**What is expected:** Retype the items word for word, starting at the very beginning and ending with the line that contains "Extract all elements". Leave the pictures out.

**Material for the task:**
########
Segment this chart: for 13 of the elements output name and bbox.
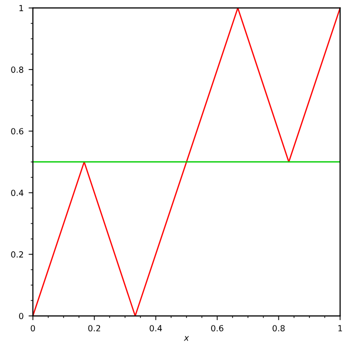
x-axis-title: x	[184, 336, 190, 341]
y-tick-label: 0.8	[11, 66, 24, 73]
y-tick-label: 1	[19, 5, 24, 12]
x-tick-label: 0.8	[272, 325, 285, 332]
x-tick-label: 0.6	[211, 325, 224, 332]
x-tick-label: 0.2	[88, 325, 100, 332]
x-tick-label: 0.4	[150, 325, 162, 332]
x-tick-label: 1	[338, 325, 342, 332]
y-tick-label: 0.4	[11, 190, 24, 196]
y-tick-label: 0.6	[11, 128, 24, 134]
y-tick-label: 0	[19, 312, 24, 320]
x-tick-label: 0	[30, 325, 35, 332]
y-tick-label: 0.2	[11, 251, 24, 258]
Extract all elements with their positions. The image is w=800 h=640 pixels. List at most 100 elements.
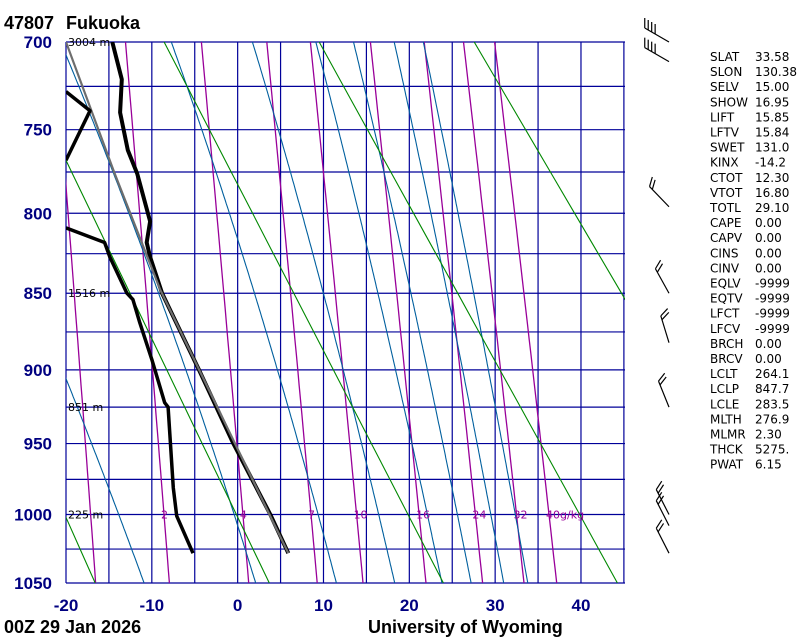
pressure-tick-label: 850 [24, 284, 52, 303]
temperature-tick-label: 0 [233, 596, 242, 615]
index-label: LCLT [710, 367, 738, 381]
wind-barb-shaft [655, 489, 670, 515]
index-value: 847.7 [755, 382, 789, 396]
temperature-tick-label: 40 [572, 596, 591, 615]
mixing-ratio-line [423, 42, 484, 583]
dry-adiabat [318, 42, 618, 583]
mixing-ratio-line [124, 42, 171, 583]
temperature-tick-label: 10 [314, 596, 333, 615]
index-label: LFTV [710, 126, 740, 140]
temperature-tick-label: 20 [400, 596, 419, 615]
wind-barb-feather [657, 523, 665, 533]
mixing-ratio-label: 2 [161, 509, 168, 522]
index-value: -9999 [755, 322, 790, 336]
mixing-ratio-label: 7 [308, 509, 315, 522]
index-label: EQTV [710, 292, 743, 306]
wind-barb [655, 519, 670, 554]
mixing-ratio-label: 32 [514, 509, 528, 522]
wind-barb-shaft [655, 500, 670, 526]
index-label: VTOT [710, 186, 743, 200]
index-label: SLON [710, 65, 742, 79]
index-label: CINV [710, 261, 740, 275]
index-value: 0.00 [755, 231, 782, 245]
moist-adiabat [66, 377, 145, 583]
index-label: SELV [710, 80, 740, 94]
wind-barb-feather [656, 263, 664, 273]
wind-barb [644, 37, 670, 63]
mixing-ratio-line [493, 42, 558, 583]
mixing-ratio-line [266, 42, 318, 583]
index-label: LFCT [710, 307, 740, 321]
dewpoint-profile [66, 226, 195, 554]
wind-barb-feather [659, 376, 667, 386]
profiles [66, 42, 291, 555]
index-value: 6.15 [755, 458, 782, 472]
labels: 700 750 800 850 900 950 1000 1050-20 -10 0 10 20 30 4… [14, 33, 590, 615]
index-label: CAPV [710, 231, 743, 245]
grid [65, 41, 625, 584]
index-value: 2.30 [755, 428, 782, 442]
index-label: LCLE [710, 397, 739, 411]
index-label: LFCV [710, 322, 741, 336]
wind-barbs [644, 18, 670, 554]
wind-barb-feather [651, 179, 656, 190]
index-label: CTOT [710, 171, 743, 185]
moist-adiabat [422, 42, 529, 583]
station-name: Fukuoka [66, 13, 141, 33]
height-label: 1516 m [68, 287, 110, 300]
index-value: 0.00 [755, 352, 782, 366]
moist-adiabat [352, 42, 472, 583]
wind-barb [648, 176, 670, 208]
wind-barb [657, 372, 670, 408]
mixing-ratio-line [66, 177, 97, 583]
temperature-tick-label: 30 [486, 596, 505, 615]
mixing-ratio-line [200, 42, 250, 583]
temperature-tick-label: -10 [140, 596, 165, 615]
pressure-tick-label: 1050 [14, 574, 52, 593]
parcel-path [66, 42, 290, 554]
wind-barb-shaft [644, 47, 670, 63]
wind-barb-shaft [654, 268, 670, 294]
index-label: SHOW [710, 95, 748, 109]
wind-barb-shaft [660, 315, 670, 343]
index-label: TOTL [709, 201, 741, 215]
index-label: CAPE [710, 216, 741, 230]
wind-barb [644, 18, 670, 43]
wind-barb-feather [648, 176, 653, 187]
index-value: 16.95 [755, 95, 789, 109]
index-label: MLTH [710, 412, 742, 426]
index-value: 15.00 [755, 80, 789, 94]
moist-adiabat [66, 53, 257, 583]
pressure-tick-label: 800 [24, 204, 52, 223]
index-value: 29.10 [755, 201, 789, 215]
wind-barb-feather [655, 519, 663, 529]
height-label: 225 m [68, 509, 103, 522]
moist-adiabat [251, 42, 396, 583]
index-value: 12.30 [755, 171, 789, 185]
index-value: 33.58 [755, 50, 789, 64]
wind-barb-shaft [649, 186, 670, 208]
dewpoint-profile-upper [66, 90, 92, 161]
wind-barb-feather [657, 495, 665, 505]
index-value: 264.1 [755, 367, 789, 381]
pressure-tick-label: 950 [24, 435, 52, 454]
wind-barb-feather [657, 484, 665, 494]
index-value: 0.00 [755, 261, 782, 275]
wind-barb-feather [660, 308, 669, 317]
index-label: PWAT [710, 458, 744, 472]
index-value: 276.9 [755, 412, 789, 426]
index-value: -9999 [755, 292, 790, 306]
wind-barb [654, 259, 670, 294]
moist-adiabat [170, 42, 337, 583]
mixing-ratio-line [309, 42, 364, 583]
mixing-ratio-label: 16 [416, 509, 430, 522]
reference-lines [66, 42, 625, 583]
wind-barb [660, 308, 670, 343]
wind-barb-feather [655, 480, 663, 490]
mixing-ratio-line [369, 42, 427, 583]
wind-barb-feather [661, 311, 670, 321]
height-label: 851 m [68, 401, 103, 414]
mixing-ratio-label: 4 [240, 509, 247, 522]
stability-indices: SLAT 33.58 SLON 130.38 SELV 15.00 SHOW 16.95 LIF… [709, 50, 797, 472]
index-label: MLMR [710, 428, 746, 442]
########
**Reply:**
Segment this chart: for 13 of the elements output name and bbox.
x-axis-title: x	[184, 336, 190, 341]
y-tick-label: 0.8	[11, 66, 24, 73]
y-tick-label: 1	[19, 5, 24, 12]
x-tick-label: 0.8	[272, 325, 285, 332]
x-tick-label: 0.6	[211, 325, 224, 332]
x-tick-label: 0.2	[88, 325, 100, 332]
x-tick-label: 0.4	[150, 325, 162, 332]
x-tick-label: 1	[338, 325, 342, 332]
y-tick-label: 0.4	[11, 190, 24, 196]
y-tick-label: 0.6	[11, 128, 24, 134]
y-tick-label: 0	[19, 312, 24, 320]
x-tick-label: 0	[30, 325, 35, 332]
y-tick-label: 0.2	[11, 251, 24, 258]
Extract all elements with their positions. The image is w=800 h=640 pixels. List at most 100 elements.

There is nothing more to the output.